> PROMPT: Copy, from the entries below, each line in which the string "time" appears.

> EXERCISE MATERIAL:
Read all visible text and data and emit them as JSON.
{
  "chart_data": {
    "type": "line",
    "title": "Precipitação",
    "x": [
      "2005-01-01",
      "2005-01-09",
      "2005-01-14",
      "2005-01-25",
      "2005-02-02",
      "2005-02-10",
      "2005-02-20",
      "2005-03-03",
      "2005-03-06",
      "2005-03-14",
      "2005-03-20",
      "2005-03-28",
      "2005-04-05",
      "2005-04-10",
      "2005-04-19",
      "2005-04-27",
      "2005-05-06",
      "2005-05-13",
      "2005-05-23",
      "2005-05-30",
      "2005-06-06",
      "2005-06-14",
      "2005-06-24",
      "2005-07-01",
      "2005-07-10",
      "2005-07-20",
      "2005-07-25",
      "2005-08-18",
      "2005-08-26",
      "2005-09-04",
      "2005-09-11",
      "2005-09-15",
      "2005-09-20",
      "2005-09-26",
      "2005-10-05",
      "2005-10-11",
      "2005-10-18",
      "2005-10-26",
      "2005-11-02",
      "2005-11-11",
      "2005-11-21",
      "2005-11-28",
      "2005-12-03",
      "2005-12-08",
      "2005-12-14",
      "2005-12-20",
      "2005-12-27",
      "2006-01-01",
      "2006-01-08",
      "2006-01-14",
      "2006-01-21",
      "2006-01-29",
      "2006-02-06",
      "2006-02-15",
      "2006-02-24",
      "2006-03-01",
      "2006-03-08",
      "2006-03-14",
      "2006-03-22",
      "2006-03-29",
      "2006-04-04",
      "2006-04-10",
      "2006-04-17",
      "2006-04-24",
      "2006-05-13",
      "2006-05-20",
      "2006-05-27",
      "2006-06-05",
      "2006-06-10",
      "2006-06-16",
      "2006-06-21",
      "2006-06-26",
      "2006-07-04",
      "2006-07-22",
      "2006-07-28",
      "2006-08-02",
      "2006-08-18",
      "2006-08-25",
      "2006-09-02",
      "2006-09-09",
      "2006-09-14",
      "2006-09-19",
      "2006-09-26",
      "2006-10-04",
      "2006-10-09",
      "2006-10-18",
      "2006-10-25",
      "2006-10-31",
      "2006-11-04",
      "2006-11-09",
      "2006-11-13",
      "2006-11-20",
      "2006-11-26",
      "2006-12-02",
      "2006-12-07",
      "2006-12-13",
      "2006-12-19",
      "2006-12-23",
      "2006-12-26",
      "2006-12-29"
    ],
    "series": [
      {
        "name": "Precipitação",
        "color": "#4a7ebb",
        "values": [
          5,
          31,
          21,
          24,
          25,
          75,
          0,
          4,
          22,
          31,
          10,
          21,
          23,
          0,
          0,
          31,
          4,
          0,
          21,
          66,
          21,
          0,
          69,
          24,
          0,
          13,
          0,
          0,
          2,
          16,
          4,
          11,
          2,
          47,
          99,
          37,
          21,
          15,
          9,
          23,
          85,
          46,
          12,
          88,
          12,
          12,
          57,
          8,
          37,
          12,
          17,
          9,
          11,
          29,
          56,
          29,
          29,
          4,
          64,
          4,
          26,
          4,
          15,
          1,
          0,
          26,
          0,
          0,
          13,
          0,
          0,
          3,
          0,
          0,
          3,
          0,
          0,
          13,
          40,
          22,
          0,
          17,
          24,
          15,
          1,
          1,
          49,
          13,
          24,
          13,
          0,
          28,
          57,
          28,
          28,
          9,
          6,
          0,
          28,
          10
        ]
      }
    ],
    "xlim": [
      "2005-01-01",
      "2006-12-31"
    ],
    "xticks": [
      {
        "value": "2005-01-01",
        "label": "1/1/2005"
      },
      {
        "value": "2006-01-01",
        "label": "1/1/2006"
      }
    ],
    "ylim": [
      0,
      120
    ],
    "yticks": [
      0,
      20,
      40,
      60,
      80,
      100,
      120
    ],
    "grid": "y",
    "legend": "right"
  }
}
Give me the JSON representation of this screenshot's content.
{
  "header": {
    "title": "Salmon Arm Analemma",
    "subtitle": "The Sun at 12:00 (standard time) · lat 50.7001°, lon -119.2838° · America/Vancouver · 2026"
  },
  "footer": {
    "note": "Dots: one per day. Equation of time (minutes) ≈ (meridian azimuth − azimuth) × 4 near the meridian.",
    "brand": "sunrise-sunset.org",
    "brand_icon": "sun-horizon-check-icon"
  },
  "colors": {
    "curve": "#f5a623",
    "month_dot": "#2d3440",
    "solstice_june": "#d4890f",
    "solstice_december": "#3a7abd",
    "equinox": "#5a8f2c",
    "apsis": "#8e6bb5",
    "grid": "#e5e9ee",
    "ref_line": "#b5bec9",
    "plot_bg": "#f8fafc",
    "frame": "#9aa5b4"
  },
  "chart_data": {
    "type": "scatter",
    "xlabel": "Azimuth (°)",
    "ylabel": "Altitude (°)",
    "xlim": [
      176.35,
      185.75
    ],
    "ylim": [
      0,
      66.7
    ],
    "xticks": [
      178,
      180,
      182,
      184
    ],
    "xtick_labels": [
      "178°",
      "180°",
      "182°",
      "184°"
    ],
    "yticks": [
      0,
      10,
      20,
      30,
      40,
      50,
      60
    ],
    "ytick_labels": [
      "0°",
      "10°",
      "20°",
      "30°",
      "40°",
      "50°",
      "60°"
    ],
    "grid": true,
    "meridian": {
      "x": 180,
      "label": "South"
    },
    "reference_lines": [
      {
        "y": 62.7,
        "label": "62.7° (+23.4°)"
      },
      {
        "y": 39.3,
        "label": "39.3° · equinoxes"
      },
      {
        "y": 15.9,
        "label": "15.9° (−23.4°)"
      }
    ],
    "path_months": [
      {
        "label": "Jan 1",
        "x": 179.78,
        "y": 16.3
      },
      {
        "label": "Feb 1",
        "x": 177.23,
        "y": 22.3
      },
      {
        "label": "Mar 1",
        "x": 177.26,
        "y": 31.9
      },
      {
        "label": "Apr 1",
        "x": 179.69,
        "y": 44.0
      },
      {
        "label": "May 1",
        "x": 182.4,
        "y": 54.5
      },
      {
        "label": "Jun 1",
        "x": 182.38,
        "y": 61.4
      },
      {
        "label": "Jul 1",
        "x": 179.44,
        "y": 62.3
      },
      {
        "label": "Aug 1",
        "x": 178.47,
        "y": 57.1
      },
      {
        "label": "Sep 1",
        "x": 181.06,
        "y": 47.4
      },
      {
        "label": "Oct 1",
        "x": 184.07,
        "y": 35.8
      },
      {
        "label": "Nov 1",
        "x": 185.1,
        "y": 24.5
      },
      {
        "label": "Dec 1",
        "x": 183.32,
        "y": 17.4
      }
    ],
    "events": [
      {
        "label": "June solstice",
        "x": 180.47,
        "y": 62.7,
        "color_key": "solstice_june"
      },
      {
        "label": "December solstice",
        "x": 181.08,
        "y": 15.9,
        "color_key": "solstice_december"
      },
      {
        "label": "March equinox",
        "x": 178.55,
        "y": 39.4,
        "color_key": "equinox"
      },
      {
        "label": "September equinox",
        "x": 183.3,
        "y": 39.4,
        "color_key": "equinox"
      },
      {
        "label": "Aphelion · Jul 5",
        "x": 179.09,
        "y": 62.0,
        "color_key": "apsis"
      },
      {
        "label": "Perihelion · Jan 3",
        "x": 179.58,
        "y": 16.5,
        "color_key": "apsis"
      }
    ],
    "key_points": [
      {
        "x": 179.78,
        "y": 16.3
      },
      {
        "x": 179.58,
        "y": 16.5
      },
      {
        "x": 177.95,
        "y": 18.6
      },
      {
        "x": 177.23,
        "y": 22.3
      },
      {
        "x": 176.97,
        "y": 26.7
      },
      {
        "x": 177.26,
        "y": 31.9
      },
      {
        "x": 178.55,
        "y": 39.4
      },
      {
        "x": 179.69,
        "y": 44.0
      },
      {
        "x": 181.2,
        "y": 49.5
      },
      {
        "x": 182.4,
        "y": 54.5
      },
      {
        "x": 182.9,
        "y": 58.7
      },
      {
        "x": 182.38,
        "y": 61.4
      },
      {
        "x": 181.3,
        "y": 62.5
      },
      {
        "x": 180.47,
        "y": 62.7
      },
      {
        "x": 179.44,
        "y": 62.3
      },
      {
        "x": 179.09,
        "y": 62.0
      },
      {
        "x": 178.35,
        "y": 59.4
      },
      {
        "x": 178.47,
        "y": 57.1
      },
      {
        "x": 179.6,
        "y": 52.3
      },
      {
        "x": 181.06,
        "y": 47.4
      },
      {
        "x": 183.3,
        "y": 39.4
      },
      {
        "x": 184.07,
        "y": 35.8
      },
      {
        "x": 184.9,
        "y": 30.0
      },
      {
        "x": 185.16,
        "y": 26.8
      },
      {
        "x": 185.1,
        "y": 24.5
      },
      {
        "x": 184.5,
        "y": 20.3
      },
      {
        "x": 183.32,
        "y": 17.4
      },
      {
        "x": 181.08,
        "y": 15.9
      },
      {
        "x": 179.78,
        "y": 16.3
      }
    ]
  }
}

> RIGHT ANSWER:
    "subtitle": "The Sun at 12:00 (standard time) · lat 50.7001°, lon -119.2838° · America/Vancouver · 2026"
    "note": "Dots: one per day. Equation of time (minutes) ≈ (meridian azimuth − azimuth) × 4 near the meridian.",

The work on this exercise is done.